(Items listed in a dataset)
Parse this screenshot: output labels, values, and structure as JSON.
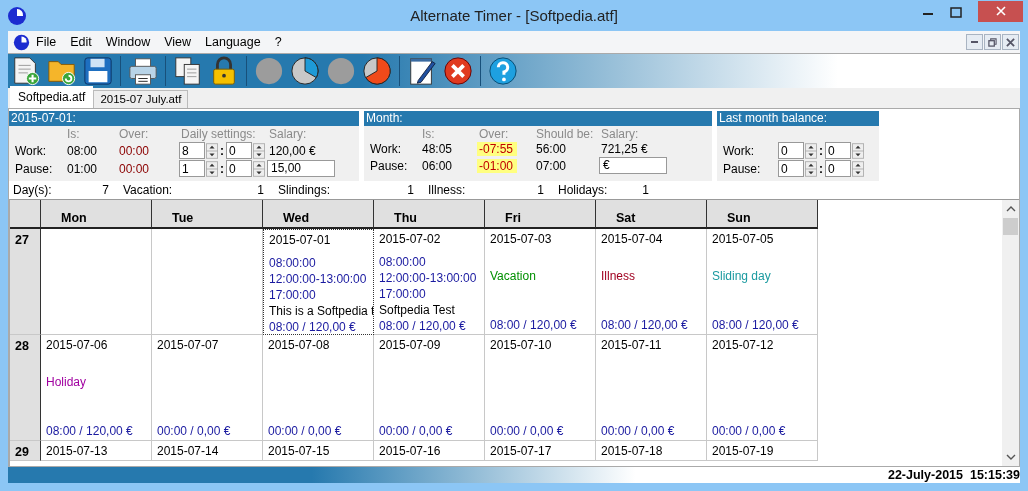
{
  "window": {
    "title": "Alternate Timer - [Softpedia.atf]"
  },
  "menu": [
    "File",
    "Edit",
    "Window",
    "View",
    "Language",
    "?"
  ],
  "toolbar": [
    {
      "kind": "new"
    },
    {
      "kind": "open"
    },
    {
      "kind": "save"
    },
    {
      "kind": "sep"
    },
    {
      "kind": "print"
    },
    {
      "kind": "sep"
    },
    {
      "kind": "copy"
    },
    {
      "kind": "lock"
    },
    {
      "kind": "sep"
    },
    {
      "kind": "disc"
    },
    {
      "kind": "pie-blue"
    },
    {
      "kind": "disc"
    },
    {
      "kind": "pie-red"
    },
    {
      "kind": "sep"
    },
    {
      "kind": "notes"
    },
    {
      "kind": "delete"
    },
    {
      "kind": "sep"
    },
    {
      "kind": "help"
    }
  ],
  "tabs": [
    {
      "label": "Softpedia.atf",
      "selected": true
    },
    {
      "label": "2015-07 July.atf",
      "selected": false
    }
  ],
  "day_panel": {
    "title": "2015-07-01:",
    "columns": [
      "Is:",
      "Over:",
      "Daily settings:",
      "Salary:"
    ],
    "rows": [
      {
        "label": "Work:",
        "is": "08:00",
        "over": "00:00",
        "hours": "8",
        "separator": ":",
        "minutes": "0",
        "salary": "120,00 €",
        "salary_is_field": false
      },
      {
        "label": "Pause:",
        "is": "01:00",
        "over": "00:00",
        "hours": "1",
        "separator": ":",
        "minutes": "0",
        "salary": "15,00",
        "salary_is_field": true
      }
    ]
  },
  "month_panel": {
    "title": "Month:",
    "columns": [
      "Is:",
      "Over:",
      "Should be:",
      "Salary:"
    ],
    "rows": [
      {
        "label": "Work:",
        "is": "48:05",
        "over": "-07:55",
        "over_highlighted": true,
        "should_be": "56:00",
        "salary": "721,25 €",
        "salary_is_field": false
      },
      {
        "label": "Pause:",
        "is": "06:00",
        "over": "-01:00",
        "over_highlighted": true,
        "should_be": "07:00",
        "salary": "€",
        "salary_is_field": true
      }
    ]
  },
  "last_month_panel": {
    "title": "Last month balance:",
    "rows": [
      {
        "label": "Work:",
        "hours": "0",
        "separator": ":",
        "minutes": "0"
      },
      {
        "label": "Pause:",
        "hours": "0",
        "separator": ":",
        "minutes": "0"
      }
    ]
  },
  "summary": [
    {
      "label": "Day(s):",
      "value": "7"
    },
    {
      "label": "Vacation:",
      "value": "1"
    },
    {
      "label": "Slindings:",
      "value": "1"
    },
    {
      "label": "Illness:",
      "value": "1"
    },
    {
      "label": "Holidays:",
      "value": "1"
    }
  ],
  "calendar": {
    "columns": [
      "Mon",
      "Tue",
      "Wed",
      "Thu",
      "Fri",
      "Sat",
      "Sun"
    ],
    "weeks": [
      {
        "number": "27",
        "days": [
          {
            "kind": "empty",
            "selected": false
          },
          {
            "kind": "empty",
            "selected": false
          },
          {
            "kind": "entry",
            "date": "2015-07-01",
            "times": [
              "08:00:00",
              "12:00:00-13:00:00",
              "17:00:00"
            ],
            "note": "This is a Softpedia t",
            "total": "08:00 / 120,00 €",
            "selected": true
          },
          {
            "kind": "entry",
            "date": "2015-07-02",
            "times": [
              "08:00:00",
              "12:00:00-13:00:00",
              "17:00:00"
            ],
            "note": "Softpedia Test",
            "total": "08:00 / 120,00 €",
            "selected": false
          },
          {
            "kind": "status",
            "date": "2015-07-03",
            "status": "Vacation",
            "color": "#009000",
            "total": "08:00 / 120,00 €",
            "selected": false
          },
          {
            "kind": "status",
            "date": "2015-07-04",
            "status": "Illness",
            "color": "#a00020",
            "total": "08:00 / 120,00 €",
            "selected": false
          },
          {
            "kind": "status",
            "date": "2015-07-05",
            "status": "Sliding day",
            "color": "#1a9aa0",
            "total": "08:00 / 120,00 €",
            "selected": false
          }
        ]
      },
      {
        "number": "28",
        "days": [
          {
            "kind": "status",
            "date": "2015-07-06",
            "status": "Holiday",
            "color": "#a000a0",
            "total": "08:00 / 120,00 €",
            "selected": false
          },
          {
            "kind": "plain",
            "date": "2015-07-07",
            "total": "00:00 / 0,00 €",
            "selected": false
          },
          {
            "kind": "plain",
            "date": "2015-07-08",
            "total": "00:00 / 0,00 €",
            "selected": false
          },
          {
            "kind": "plain",
            "date": "2015-07-09",
            "total": "00:00 / 0,00 €",
            "selected": false
          },
          {
            "kind": "plain",
            "date": "2015-07-10",
            "total": "00:00 / 0,00 €",
            "selected": false
          },
          {
            "kind": "plain",
            "date": "2015-07-11",
            "total": "00:00 / 0,00 €",
            "selected": false
          },
          {
            "kind": "plain",
            "date": "2015-07-12",
            "total": "00:00 / 0,00 €",
            "selected": false
          }
        ]
      },
      {
        "number": "29",
        "days": [
          {
            "kind": "date",
            "date": "2015-07-13",
            "selected": false
          },
          {
            "kind": "date",
            "date": "2015-07-14",
            "selected": false
          },
          {
            "kind": "date",
            "date": "2015-07-15",
            "selected": false
          },
          {
            "kind": "date",
            "date": "2015-07-16",
            "selected": false
          },
          {
            "kind": "date",
            "date": "2015-07-17",
            "selected": false
          },
          {
            "kind": "date",
            "date": "2015-07-18",
            "selected": false
          },
          {
            "kind": "date",
            "date": "2015-07-19",
            "selected": false
          }
        ]
      }
    ]
  },
  "status_bar": {
    "datetime": "22-July-2015  15:15:39"
  }
}
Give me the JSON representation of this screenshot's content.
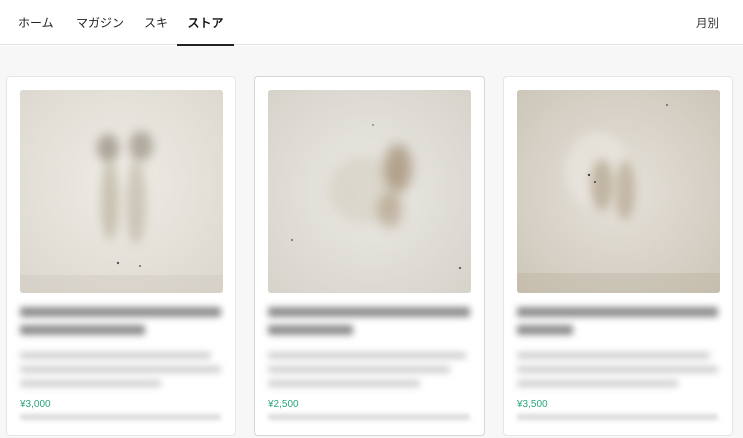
{
  "nav": {
    "tabs": [
      {
        "label": "ホーム"
      },
      {
        "label": "マガジン"
      },
      {
        "label": "スキ"
      },
      {
        "label": "ストア",
        "active": true
      }
    ],
    "period_label": "月別"
  },
  "colors": {
    "accent_price": "#2aa77a",
    "active_underline": "#222222"
  },
  "store": {
    "items": [
      {
        "price": "¥3,000"
      },
      {
        "price": "¥2,500"
      },
      {
        "price": "¥3,500"
      }
    ]
  }
}
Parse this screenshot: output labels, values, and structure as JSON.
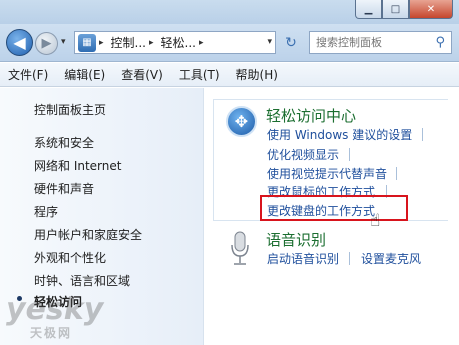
{
  "watermark": {
    "logo": "yesky",
    "site": "天极网"
  },
  "window": {
    "controls": {
      "minimize": "▁",
      "maximize": "□",
      "close": "✕"
    }
  },
  "nav": {
    "back": "◀",
    "forward": "▶",
    "dropdown": "▾",
    "breadcrumbs": [
      "控制...",
      "轻松..."
    ],
    "crumb_sep": "▸",
    "refresh": "↻",
    "search_placeholder": "搜索控制面板"
  },
  "menu": [
    "文件(F)",
    "编辑(E)",
    "查看(V)",
    "工具(T)",
    "帮助(H)"
  ],
  "sidebar": {
    "items": [
      "控制面板主页",
      "系统和安全",
      "网络和 Internet",
      "硬件和声音",
      "程序",
      "用户帐户和家庭安全",
      "外观和个性化",
      "时钟、语言和区域",
      "轻松访问"
    ],
    "selected_index": 8
  },
  "ease_of_access": {
    "title": "轻松访问中心",
    "links": [
      "使用 Windows 建议的设置",
      "优化视频显示",
      "使用视觉提示代替声音",
      "更改鼠标的工作方式",
      "更改键盘的工作方式"
    ],
    "highlighted_link_index": 4
  },
  "speech": {
    "title": "语音识别",
    "links": [
      "启动语音识别",
      "设置麦克风"
    ]
  },
  "colors": {
    "link": "#1f4f9c",
    "group_title": "#1b6e30",
    "highlight_border": "#d8141d"
  }
}
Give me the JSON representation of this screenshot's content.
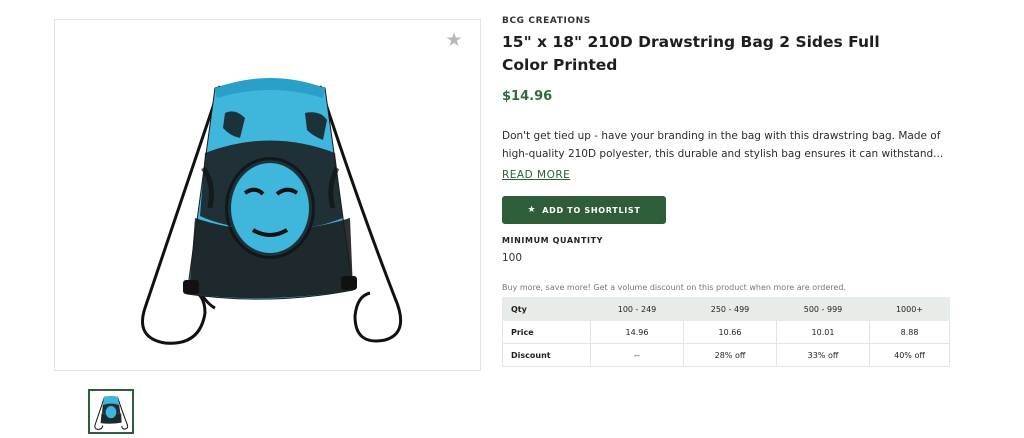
{
  "product": {
    "brand": "BCG CREATIONS",
    "title": "15\" x 18\" 210D Drawstring Bag 2 Sides Full Color Printed",
    "price": "$14.96",
    "description": "Don't get tied up - have your branding in the bag with this drawstring bag. Made of high-quality 210D polyester, this durable and stylish bag ensures it can withstand...",
    "read_more": "READ MORE",
    "shortlist_button": "ADD TO SHORTLIST",
    "min_quantity_label": "MINIMUM QUANTITY",
    "min_quantity_value": "100",
    "volume_note": "Buy more, save more! Get a volume discount on this product when more are ordered."
  },
  "pricing_table": {
    "header": [
      "Qty",
      "100 - 249",
      "250 - 499",
      "500 - 999",
      "1000+"
    ],
    "rows": [
      [
        "Price",
        "14.96",
        "10.66",
        "10.01",
        "8.88"
      ],
      [
        "Discount",
        "--",
        "28% off",
        "33% off",
        "40% off"
      ]
    ]
  },
  "icons": {
    "favorite": "star-icon",
    "button": "star-icon"
  },
  "colors": {
    "brand_green": "#2f5d3a",
    "price_green": "#2f6b3d",
    "bag_blue": "#3fb6dc",
    "table_header_bg": "#e8ece9"
  }
}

→ Task directions
Return each line where "save" shows up.

→ Result of this task
      "kind": "save"
    "volume_note": "Buy more, save more! Get a volume discount on this product when more are ordered."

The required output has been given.